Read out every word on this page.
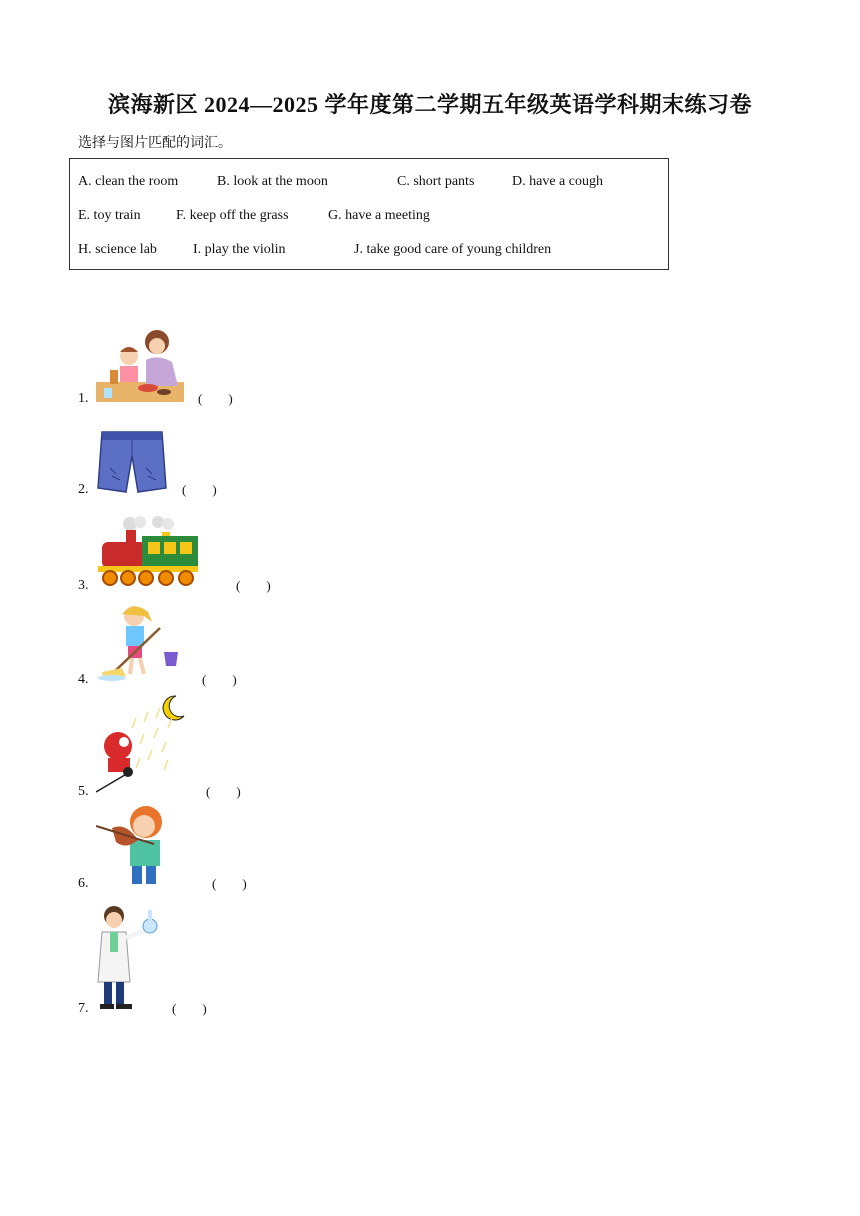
滨海新区 2024—2025 学年度第二学期五年级英语学科期末练习卷
选择与图片匹配的词汇。
A. clean the room	B. look at the moon	C. short pants	D. have a cough
E. toy train	F. keep off the grass	G. have a meeting
H. science lab	I. play the violin	J. take good care of young children
1.	(        )
2.	(        )
3.	(        )
4.	(        )
5.	(        )
6.	(        )
7.	(        )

○ ○ ○ ○ ○ ○ ○

Directions ▸
Repeat the lines above exactly, and keep every picture out.

Task output ▸
Read out every word on this page.
滨海新区 2024—2025 学年度第二学期五年级英语学科期末练习卷
选择与图片匹配的词汇。
A. clean the room	B. look at the moon	C. short pants	D. have a cough
E. toy train	F. keep off the grass	G. have a meeting
H. science lab	I. play the violin	J. take good care of young children
1.	(        )
2.	(        )
3.	(        )
4.	(        )
5.	(        )
6.	(        )
7.	(        )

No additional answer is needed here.